▸ **Record list**
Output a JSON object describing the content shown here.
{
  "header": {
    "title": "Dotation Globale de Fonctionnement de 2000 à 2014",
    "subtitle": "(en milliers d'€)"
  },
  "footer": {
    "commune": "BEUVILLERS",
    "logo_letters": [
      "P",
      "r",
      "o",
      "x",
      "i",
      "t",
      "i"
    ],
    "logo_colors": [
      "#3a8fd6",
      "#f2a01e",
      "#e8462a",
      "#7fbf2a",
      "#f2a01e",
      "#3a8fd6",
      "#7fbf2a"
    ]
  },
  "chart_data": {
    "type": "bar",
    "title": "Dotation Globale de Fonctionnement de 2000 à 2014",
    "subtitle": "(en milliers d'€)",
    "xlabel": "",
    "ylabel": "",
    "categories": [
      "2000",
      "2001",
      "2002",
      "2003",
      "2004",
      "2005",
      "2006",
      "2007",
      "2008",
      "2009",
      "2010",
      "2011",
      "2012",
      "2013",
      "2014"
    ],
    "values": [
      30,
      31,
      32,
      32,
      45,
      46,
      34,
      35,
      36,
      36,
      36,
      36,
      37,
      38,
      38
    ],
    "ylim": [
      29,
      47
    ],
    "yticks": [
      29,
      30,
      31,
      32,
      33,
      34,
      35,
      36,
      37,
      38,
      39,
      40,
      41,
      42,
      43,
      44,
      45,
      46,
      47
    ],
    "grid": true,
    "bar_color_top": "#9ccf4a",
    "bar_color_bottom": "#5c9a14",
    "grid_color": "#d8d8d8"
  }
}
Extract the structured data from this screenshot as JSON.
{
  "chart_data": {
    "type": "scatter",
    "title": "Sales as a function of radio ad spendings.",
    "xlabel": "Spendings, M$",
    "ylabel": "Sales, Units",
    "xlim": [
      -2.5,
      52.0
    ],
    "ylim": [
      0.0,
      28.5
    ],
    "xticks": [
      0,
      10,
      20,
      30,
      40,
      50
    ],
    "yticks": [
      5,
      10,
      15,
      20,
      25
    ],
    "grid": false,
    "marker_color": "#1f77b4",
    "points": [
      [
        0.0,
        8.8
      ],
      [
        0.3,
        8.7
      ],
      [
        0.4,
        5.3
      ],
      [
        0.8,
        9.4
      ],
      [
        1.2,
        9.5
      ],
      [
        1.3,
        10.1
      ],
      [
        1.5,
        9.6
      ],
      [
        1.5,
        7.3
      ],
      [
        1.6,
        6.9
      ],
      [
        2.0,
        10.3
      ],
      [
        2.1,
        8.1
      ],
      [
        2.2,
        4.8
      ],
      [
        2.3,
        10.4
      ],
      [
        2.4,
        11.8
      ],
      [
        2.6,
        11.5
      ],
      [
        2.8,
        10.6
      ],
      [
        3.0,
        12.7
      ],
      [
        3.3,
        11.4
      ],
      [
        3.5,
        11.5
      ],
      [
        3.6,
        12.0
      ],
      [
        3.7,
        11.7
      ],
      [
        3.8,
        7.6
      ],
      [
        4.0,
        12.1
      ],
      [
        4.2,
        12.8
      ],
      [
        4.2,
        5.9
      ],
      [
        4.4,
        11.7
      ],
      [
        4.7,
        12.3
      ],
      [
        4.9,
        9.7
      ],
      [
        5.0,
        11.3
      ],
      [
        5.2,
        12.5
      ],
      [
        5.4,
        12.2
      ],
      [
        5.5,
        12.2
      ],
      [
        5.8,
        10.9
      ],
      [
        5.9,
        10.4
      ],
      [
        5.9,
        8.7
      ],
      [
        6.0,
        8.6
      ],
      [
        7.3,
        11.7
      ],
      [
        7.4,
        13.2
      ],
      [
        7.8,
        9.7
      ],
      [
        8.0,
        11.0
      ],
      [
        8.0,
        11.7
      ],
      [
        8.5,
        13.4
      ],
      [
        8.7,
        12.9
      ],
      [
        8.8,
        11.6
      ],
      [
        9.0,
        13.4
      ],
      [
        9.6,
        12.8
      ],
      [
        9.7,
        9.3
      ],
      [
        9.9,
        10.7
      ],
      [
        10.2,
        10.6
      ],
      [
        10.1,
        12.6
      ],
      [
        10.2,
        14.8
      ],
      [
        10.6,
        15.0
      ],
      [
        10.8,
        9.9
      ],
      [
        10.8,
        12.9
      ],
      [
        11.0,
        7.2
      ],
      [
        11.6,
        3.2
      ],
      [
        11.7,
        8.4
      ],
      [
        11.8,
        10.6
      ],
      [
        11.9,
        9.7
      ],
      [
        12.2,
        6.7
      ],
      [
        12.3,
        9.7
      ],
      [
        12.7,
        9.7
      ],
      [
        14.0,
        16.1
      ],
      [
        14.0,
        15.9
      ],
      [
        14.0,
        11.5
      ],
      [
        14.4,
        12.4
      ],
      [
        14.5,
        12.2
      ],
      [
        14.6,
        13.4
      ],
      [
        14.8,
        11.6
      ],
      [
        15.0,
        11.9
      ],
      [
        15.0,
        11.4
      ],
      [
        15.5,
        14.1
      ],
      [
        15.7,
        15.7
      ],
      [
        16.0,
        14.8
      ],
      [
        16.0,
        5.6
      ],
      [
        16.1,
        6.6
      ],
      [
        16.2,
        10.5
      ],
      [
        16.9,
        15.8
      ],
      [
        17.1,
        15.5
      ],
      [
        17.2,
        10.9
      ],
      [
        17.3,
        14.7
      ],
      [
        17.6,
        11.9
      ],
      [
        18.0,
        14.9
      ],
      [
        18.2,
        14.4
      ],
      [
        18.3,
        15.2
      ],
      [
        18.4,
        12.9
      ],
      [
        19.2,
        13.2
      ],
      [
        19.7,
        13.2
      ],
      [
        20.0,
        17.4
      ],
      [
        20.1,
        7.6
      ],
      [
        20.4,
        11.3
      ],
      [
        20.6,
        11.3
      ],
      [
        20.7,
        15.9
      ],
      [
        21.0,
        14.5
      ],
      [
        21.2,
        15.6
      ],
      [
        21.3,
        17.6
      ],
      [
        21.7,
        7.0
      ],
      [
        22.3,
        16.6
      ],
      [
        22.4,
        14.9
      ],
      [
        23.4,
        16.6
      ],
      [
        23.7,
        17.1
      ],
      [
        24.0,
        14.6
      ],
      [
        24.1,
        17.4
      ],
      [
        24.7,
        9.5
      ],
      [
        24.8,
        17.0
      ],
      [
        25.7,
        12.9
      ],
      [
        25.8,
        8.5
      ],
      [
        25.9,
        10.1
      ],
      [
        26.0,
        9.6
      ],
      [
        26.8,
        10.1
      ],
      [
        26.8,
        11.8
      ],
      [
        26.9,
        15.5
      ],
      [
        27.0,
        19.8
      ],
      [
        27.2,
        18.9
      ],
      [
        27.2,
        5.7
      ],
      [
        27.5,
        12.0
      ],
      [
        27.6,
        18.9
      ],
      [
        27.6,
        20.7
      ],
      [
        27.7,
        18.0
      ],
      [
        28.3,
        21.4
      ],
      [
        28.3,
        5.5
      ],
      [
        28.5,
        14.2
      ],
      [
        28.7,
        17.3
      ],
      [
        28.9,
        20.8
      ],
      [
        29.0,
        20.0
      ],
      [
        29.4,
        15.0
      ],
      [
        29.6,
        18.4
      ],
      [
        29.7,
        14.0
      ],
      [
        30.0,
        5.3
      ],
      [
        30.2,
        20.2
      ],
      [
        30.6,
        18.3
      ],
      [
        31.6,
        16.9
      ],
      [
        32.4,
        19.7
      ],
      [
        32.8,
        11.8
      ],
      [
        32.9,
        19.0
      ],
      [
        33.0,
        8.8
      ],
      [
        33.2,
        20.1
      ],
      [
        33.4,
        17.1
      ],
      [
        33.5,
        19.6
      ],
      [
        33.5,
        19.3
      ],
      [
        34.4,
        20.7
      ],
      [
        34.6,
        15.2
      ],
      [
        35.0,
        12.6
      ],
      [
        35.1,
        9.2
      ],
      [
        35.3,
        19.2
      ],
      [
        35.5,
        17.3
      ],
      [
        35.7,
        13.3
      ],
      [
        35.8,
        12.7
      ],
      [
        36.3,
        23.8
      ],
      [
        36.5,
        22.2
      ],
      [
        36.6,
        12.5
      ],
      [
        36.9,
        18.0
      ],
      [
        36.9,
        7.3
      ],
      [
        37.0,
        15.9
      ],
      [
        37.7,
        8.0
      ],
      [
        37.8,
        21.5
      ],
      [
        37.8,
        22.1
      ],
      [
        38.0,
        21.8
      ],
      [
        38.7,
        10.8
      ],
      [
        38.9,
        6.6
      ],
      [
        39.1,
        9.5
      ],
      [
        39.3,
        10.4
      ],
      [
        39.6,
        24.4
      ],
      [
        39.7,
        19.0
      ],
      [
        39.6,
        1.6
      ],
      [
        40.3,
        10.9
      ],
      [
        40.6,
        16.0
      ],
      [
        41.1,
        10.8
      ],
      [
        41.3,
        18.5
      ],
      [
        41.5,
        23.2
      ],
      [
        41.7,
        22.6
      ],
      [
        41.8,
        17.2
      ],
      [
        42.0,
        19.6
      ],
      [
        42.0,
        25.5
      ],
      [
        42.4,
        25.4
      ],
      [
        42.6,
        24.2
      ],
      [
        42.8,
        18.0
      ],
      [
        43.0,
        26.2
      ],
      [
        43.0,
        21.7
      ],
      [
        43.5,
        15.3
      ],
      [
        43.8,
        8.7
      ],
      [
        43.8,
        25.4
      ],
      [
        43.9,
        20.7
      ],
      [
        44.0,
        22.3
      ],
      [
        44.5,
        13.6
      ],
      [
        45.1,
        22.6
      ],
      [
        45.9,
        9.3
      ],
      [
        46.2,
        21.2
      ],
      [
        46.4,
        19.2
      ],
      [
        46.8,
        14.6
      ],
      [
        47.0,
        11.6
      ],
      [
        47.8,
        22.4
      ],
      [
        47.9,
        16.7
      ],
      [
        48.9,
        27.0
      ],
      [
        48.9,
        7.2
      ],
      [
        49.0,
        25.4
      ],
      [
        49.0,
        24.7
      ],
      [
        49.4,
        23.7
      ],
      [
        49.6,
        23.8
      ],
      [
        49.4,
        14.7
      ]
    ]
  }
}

▸ **Task requirements**
Return, from the data, each line that has the word "Sales" in it.

▸ **Solved problem**
    "title": "Sales as a function of radio ad spendings.",
    "ylabel": "Sales, Units",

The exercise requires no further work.